◆ **The problem**:
Repeat every line below exactly as it reads.

Some records
_ _ _

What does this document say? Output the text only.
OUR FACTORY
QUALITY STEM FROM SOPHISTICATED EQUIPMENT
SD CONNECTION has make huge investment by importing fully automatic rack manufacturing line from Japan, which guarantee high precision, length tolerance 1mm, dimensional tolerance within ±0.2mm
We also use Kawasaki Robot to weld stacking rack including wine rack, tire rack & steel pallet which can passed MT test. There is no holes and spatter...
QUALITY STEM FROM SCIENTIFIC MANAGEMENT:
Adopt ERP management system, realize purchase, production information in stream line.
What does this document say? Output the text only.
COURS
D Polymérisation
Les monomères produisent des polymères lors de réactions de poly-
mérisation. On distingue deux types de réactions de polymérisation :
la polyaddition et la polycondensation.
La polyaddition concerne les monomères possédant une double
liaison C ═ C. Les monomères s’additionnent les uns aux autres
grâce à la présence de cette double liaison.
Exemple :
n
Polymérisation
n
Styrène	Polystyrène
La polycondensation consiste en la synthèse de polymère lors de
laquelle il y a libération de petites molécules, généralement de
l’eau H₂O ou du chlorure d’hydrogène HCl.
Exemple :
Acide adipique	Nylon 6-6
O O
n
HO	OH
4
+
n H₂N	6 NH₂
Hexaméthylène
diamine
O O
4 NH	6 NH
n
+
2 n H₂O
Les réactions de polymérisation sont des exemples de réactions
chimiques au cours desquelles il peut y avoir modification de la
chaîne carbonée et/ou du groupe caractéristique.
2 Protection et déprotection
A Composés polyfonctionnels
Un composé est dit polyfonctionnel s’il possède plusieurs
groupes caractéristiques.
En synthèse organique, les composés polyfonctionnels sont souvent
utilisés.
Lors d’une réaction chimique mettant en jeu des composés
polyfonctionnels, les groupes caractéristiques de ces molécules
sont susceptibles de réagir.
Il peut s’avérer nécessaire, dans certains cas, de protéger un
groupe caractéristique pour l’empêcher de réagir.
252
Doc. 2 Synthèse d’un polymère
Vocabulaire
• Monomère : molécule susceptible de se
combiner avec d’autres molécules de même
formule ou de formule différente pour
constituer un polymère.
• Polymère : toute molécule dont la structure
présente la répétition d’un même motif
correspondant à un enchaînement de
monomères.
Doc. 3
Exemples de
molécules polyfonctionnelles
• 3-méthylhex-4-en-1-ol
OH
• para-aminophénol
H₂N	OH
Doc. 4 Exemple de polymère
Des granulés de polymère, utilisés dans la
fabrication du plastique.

_ _ _

◆ **Exercise result**:
What does this document say? Output the text only.
OUR FACTORY
QUALITY STEM FROM SOPHISTICATED EQUIPMENT
SD CONNECTION has make huge investment by importing fully automatic rack manufacturing line from Japan, which guarantee high precision, length tolerance 1mm, dimensional tolerance within ±0.2mm
We also use Kawasaki Robot to weld stacking rack including wine rack, tire rack & steel pallet which can passed MT test. There is no holes and spatter...
QUALITY STEM FROM SCIENTIFIC MANAGEMENT:
Adopt ERP management system, realize purchase, production information in stream line.
What does this document say? Output the text only.
COURS
D Polymérisation
Les monomères produisent des polymères lors de réactions de poly-
mérisation. On distingue deux types de réactions de polymérisation :
la polyaddition et la polycondensation.
La polyaddition concerne les monomères possédant une double
liaison C ═ C. Les monomères s’additionnent les uns aux autres
grâce à la présence de cette double liaison.
Exemple :
n
Polymérisation
n
Styrène	Polystyrène
La polycondensation consiste en la synthèse de polymère lors de
laquelle il y a libération de petites molécules, généralement de
l’eau H₂O ou du chlorure d’hydrogène HCl.
Exemple :
Acide adipique	Nylon 6-6
O O
n
HO	OH
4
+
n H₂N	6 NH₂
Hexaméthylène
diamine
O O
4 NH	6 NH
n
+
2 n H₂O
Les réactions de polymérisation sont des exemples de réactions
chimiques au cours desquelles il peut y avoir modification de la
chaîne carbonée et/ou du groupe caractéristique.
2 Protection et déprotection
A Composés polyfonctionnels
Un composé est dit polyfonctionnel s’il possède plusieurs
groupes caractéristiques.
En synthèse organique, les composés polyfonctionnels sont souvent
utilisés.
Lors d’une réaction chimique mettant en jeu des composés
polyfonctionnels, les groupes caractéristiques de ces molécules
sont susceptibles de réagir.
Il peut s’avérer nécessaire, dans certains cas, de protéger un
groupe caractéristique pour l’empêcher de réagir.
252
Doc. 2 Synthèse d’un polymère
Vocabulaire
• Monomère : molécule susceptible de se
combiner avec d’autres molécules de même
formule ou de formule différente pour
constituer un polymère.
• Polymère : toute molécule dont la structure
présente la répétition d’un même motif
correspondant à un enchaînement de
monomères.
Doc. 3
Exemples de
molécules polyfonctionnelles
• 3-méthylhex-4-en-1-ol
OH
• para-aminophénol
H₂N	OH
Doc. 4 Exemple de polymère
Des granulés de polymère, utilisés dans la
fabrication du plastique.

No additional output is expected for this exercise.